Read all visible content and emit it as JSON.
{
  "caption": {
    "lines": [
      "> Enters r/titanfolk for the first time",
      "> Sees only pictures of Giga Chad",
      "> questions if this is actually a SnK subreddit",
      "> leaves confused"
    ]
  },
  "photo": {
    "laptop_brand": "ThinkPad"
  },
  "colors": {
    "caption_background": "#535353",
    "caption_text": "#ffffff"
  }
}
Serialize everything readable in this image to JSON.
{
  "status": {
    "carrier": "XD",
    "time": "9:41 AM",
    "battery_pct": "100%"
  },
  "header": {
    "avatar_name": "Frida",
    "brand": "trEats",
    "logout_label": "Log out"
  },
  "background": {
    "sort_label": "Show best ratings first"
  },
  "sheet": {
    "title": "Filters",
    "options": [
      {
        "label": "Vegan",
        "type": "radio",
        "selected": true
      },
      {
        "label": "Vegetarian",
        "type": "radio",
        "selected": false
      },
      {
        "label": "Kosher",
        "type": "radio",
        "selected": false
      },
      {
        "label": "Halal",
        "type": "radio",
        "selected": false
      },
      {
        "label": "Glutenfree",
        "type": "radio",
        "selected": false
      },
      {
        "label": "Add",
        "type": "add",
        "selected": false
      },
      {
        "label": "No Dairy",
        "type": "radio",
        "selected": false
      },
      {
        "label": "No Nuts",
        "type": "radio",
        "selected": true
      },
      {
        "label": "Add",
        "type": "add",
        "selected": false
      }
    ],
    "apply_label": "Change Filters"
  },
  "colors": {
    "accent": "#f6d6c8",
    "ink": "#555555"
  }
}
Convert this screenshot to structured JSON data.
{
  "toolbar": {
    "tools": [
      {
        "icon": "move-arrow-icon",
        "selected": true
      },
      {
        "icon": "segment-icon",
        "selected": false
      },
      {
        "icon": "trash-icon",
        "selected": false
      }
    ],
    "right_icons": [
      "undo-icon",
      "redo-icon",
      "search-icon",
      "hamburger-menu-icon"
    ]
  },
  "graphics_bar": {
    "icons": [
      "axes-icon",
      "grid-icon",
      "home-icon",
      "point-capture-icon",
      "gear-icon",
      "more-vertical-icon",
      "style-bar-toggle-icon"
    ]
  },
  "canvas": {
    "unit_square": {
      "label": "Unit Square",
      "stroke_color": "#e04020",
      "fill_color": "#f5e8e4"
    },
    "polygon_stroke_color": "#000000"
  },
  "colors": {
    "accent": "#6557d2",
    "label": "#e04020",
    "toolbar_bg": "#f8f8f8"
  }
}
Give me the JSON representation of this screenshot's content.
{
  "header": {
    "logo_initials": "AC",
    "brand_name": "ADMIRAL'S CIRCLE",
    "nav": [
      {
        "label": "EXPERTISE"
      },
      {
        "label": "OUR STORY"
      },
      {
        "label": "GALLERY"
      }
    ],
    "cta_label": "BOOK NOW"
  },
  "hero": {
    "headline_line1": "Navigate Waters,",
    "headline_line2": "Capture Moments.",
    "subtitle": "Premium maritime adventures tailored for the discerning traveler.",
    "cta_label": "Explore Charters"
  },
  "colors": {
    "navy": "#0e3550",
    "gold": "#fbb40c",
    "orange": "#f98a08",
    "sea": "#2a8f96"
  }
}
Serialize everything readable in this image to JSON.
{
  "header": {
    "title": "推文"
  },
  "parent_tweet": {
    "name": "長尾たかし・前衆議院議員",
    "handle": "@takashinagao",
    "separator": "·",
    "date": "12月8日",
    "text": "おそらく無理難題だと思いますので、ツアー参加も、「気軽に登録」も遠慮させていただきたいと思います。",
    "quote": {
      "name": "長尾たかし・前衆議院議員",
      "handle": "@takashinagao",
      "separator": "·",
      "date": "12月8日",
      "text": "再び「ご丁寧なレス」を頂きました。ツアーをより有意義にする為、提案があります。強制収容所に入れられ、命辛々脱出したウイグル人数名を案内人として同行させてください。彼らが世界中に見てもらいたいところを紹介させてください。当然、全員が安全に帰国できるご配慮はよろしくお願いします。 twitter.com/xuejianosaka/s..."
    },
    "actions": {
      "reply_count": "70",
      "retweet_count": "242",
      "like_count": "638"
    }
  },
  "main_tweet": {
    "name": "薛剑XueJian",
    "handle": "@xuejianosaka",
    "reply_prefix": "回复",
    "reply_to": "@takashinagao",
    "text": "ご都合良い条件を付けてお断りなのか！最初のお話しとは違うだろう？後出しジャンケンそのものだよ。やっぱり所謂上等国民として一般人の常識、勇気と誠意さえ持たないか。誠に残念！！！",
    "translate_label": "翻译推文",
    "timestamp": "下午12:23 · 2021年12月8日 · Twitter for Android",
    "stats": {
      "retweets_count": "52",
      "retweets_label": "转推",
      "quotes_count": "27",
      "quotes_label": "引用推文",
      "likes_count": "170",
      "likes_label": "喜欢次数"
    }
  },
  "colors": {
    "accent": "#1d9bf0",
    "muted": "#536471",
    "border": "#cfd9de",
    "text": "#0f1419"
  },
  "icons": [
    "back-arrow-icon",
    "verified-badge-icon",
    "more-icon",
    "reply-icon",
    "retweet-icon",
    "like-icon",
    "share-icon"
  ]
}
- - -
Task statement
Each line of the material must be restated exactly.

Solution to this exercise
Read all visible content and emit it as JSON.
{
  "caption": {
    "lines": [
      "> Enters r/titanfolk for the first time",
      "> Sees only pictures of Giga Chad",
      "> questions if this is actually a SnK subreddit",
      "> leaves confused"
    ]
  },
  "photo": {
    "laptop_brand": "ThinkPad"
  },
  "colors": {
    "caption_background": "#535353",
    "caption_text": "#ffffff"
  }
}
Serialize everything readable in this image to JSON.
{
  "status": {
    "carrier": "XD",
    "time": "9:41 AM",
    "battery_pct": "100%"
  },
  "header": {
    "avatar_name": "Frida",
    "brand": "trEats",
    "logout_label": "Log out"
  },
  "background": {
    "sort_label": "Show best ratings first"
  },
  "sheet": {
    "title": "Filters",
    "options": [
      {
        "label": "Vegan",
        "type": "radio",
        "selected": true
      },
      {
        "label": "Vegetarian",
        "type": "radio",
        "selected": false
      },
      {
        "label": "Kosher",
        "type": "radio",
        "selected": false
      },
      {
        "label": "Halal",
        "type": "radio",
        "selected": false
      },
      {
        "label": "Glutenfree",
        "type": "radio",
        "selected": false
      },
      {
        "label": "Add",
        "type": "add",
        "selected": false
      },
      {
        "label": "No Dairy",
        "type": "radio",
        "selected": false
      },
      {
        "label": "No Nuts",
        "type": "radio",
        "selected": true
      },
      {
        "label": "Add",
        "type": "add",
        "selected": false
      }
    ],
    "apply_label": "Change Filters"
  },
  "colors": {
    "accent": "#f6d6c8",
    "ink": "#555555"
  }
}
Convert this screenshot to structured JSON data.
{
  "toolbar": {
    "tools": [
      {
        "icon": "move-arrow-icon",
        "selected": true
      },
      {
        "icon": "segment-icon",
        "selected": false
      },
      {
        "icon": "trash-icon",
        "selected": false
      }
    ],
    "right_icons": [
      "undo-icon",
      "redo-icon",
      "search-icon",
      "hamburger-menu-icon"
    ]
  },
  "graphics_bar": {
    "icons": [
      "axes-icon",
      "grid-icon",
      "home-icon",
      "point-capture-icon",
      "gear-icon",
      "more-vertical-icon",
      "style-bar-toggle-icon"
    ]
  },
  "canvas": {
    "unit_square": {
      "label": "Unit Square",
      "stroke_color": "#e04020",
      "fill_color": "#f5e8e4"
    },
    "polygon_stroke_color": "#000000"
  },
  "colors": {
    "accent": "#6557d2",
    "label": "#e04020",
    "toolbar_bg": "#f8f8f8"
  }
}
Give me the JSON representation of this screenshot's content.
{
  "header": {
    "logo_initials": "AC",
    "brand_name": "ADMIRAL'S CIRCLE",
    "nav": [
      {
        "label": "EXPERTISE"
      },
      {
        "label": "OUR STORY"
      },
      {
        "label": "GALLERY"
      }
    ],
    "cta_label": "BOOK NOW"
  },
  "hero": {
    "headline_line1": "Navigate Waters,",
    "headline_line2": "Capture Moments.",
    "subtitle": "Premium maritime adventures tailored for the discerning traveler.",
    "cta_label": "Explore Charters"
  },
  "colors": {
    "navy": "#0e3550",
    "gold": "#fbb40c",
    "orange": "#f98a08",
    "sea": "#2a8f96"
  }
}
Serialize everything readable in this image to JSON.
{
  "header": {
    "title": "推文"
  },
  "parent_tweet": {
    "name": "長尾たかし・前衆議院議員",
    "handle": "@takashinagao",
    "separator": "·",
    "date": "12月8日",
    "text": "おそらく無理難題だと思いますので、ツアー参加も、「気軽に登録」も遠慮させていただきたいと思います。",
    "quote": {
      "name": "長尾たかし・前衆議院議員",
      "handle": "@takashinagao",
      "separator": "·",
      "date": "12月8日",
      "text": "再び「ご丁寧なレス」を頂きました。ツアーをより有意義にする為、提案があります。強制収容所に入れられ、命辛々脱出したウイグル人数名を案内人として同行させてください。彼らが世界中に見てもらいたいところを紹介させてください。当然、全員が安全に帰国できるご配慮はよろしくお願いします。 twitter.com/xuejianosaka/s..."
    },
    "actions": {
      "reply_count": "70",
      "retweet_count": "242",
      "like_count": "638"
    }
  },
  "main_tweet": {
    "name": "薛剑XueJian",
    "handle": "@xuejianosaka",
    "reply_prefix": "回复",
    "reply_to": "@takashinagao",
    "text": "ご都合良い条件を付けてお断りなのか！最初のお話しとは違うだろう？後出しジャンケンそのものだよ。やっぱり所謂上等国民として一般人の常識、勇気と誠意さえ持たないか。誠に残念！！！",
    "translate_label": "翻译推文",
    "timestamp": "下午12:23 · 2021年12月8日 · Twitter for Android",
    "stats": {
      "retweets_count": "52",
      "retweets_label": "转推",
      "quotes_count": "27",
      "quotes_label": "引用推文",
      "likes_count": "170",
      "likes_label": "喜欢次数"
    }
  },
  "colors": {
    "accent": "#1d9bf0",
    "muted": "#536471",
    "border": "#cfd9de",
    "text": "#0f1419"
  },
  "icons": [
    "back-arrow-icon",
    "verified-badge-icon",
    "more-icon",
    "reply-icon",
    "retweet-icon",
    "like-icon",
    "share-icon"
  ]
}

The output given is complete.